##### Data extract #####
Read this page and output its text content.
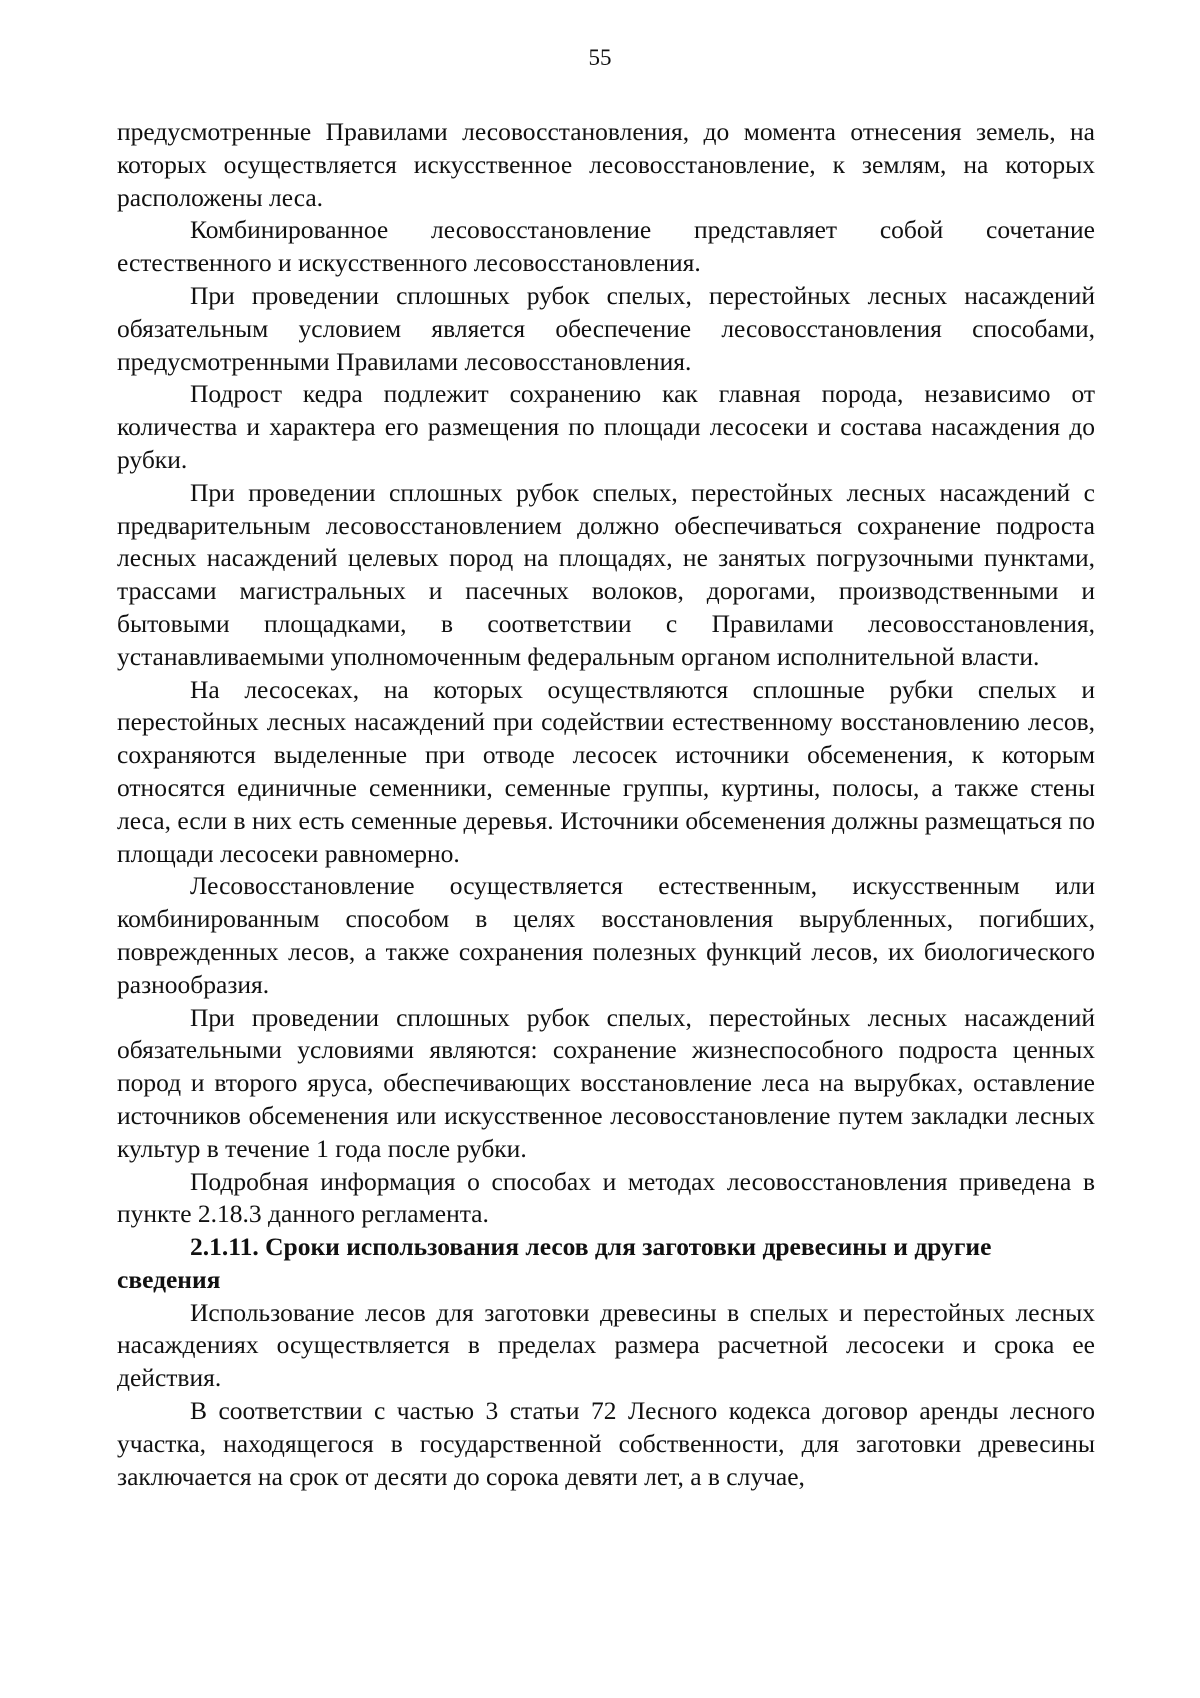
55

предусмотренные Правилами лесовосстановления, до момента отнесения земель, на которых осуществляется искусственное лесовосстановление, к землям, на которых расположены леса.

Комбинированное лесовосстановление представляет собой сочетание естественного и искусственного лесовосстановления.

При проведении сплошных рубок спелых, перестойных лесных насаждений обязательным условием является обеспечение лесовосстановления способами, предусмотренными Правилами лесовосстановления.

Подрост кедра подлежит сохранению как главная порода, независимо от количества и характера его размещения по площади лесосеки и состава насаждения до рубки.

При проведении сплошных рубок спелых, перестойных лесных насаждений с предварительным лесовосстановлением должно обеспечиваться сохранение подроста лесных насаждений целевых пород на площадях, не занятых погрузочными пунктами, трассами магистральных и пасечных волоков, дорогами, производственными и бытовыми площадками, в соответствии с Правилами лесовосстановления, устанавливаемыми уполномоченным федеральным органом исполнительной власти.

На лесосеках, на которых осуществляются сплошные рубки спелых и перестойных лесных насаждений при содействии естественному восстановлению лесов, сохраняются выделенные при отводе лесосек источники обсеменения, к которым относятся единичные семенники, семенные группы, куртины, полосы, а также стены леса, если в них есть семенные деревья. Источники обсеменения должны размещаться по площади лесосеки равномерно.

Лесовосстановление осуществляется естественным, искусственным или комбинированным способом в целях восстановления вырубленных, погибших, поврежденных лесов, а также сохранения полезных функций лесов, их биологического разнообразия.

При проведении сплошных рубок спелых, перестойных лесных насаждений обязательными условиями являются: сохранение жизнеспособного подроста ценных пород и второго яруса, обеспечивающих восстановление леса на вырубках, оставление источников обсеменения или искусственное лесовосстановление путем закладки лесных культур в течение 1 года после рубки.

Подробная информация о способах и методах лесовосстановления приведена в пункте 2.18.3 данного регламента.

2.1.11. Сроки использования лесов для заготовки древесины и другие сведения

Использование лесов для заготовки древесины в спелых и перестойных лесных насаждениях осуществляется в пределах размера расчетной лесосеки и срока ее действия.

В соответствии с частью 3 статьи 72 Лесного кодекса договор аренды лесного участка, находящегося в государственной собственности, для заготовки древесины заключается на срок от десяти до сорока девяти лет, а в случае,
#####
Each line above that holds the string "обсеменения" should be copied and shown.

На лесосеках, на которых осуществляются сплошные рубки спелых и перестойных лесных насаждений при содействии естественному восстановлению лесов, сохраняются выделенные при отводе лесосек источники обсеменения, к которым относятся единичные семенники, семенные группы, куртины, полосы, а также стены леса, если в них есть семенные деревья. Источники обсеменения должны размещаться по площади лесосеки равномерно.
При проведении сплошных рубок спелых, перестойных лесных насаждений обязательными условиями являются: сохранение жизнеспособного подроста ценных пород и второго яруса, обеспечивающих восстановление леса на вырубках, оставление источников обсеменения или искусственное лесовосстановление путем закладки лесных культур в течение 1 года после рубки.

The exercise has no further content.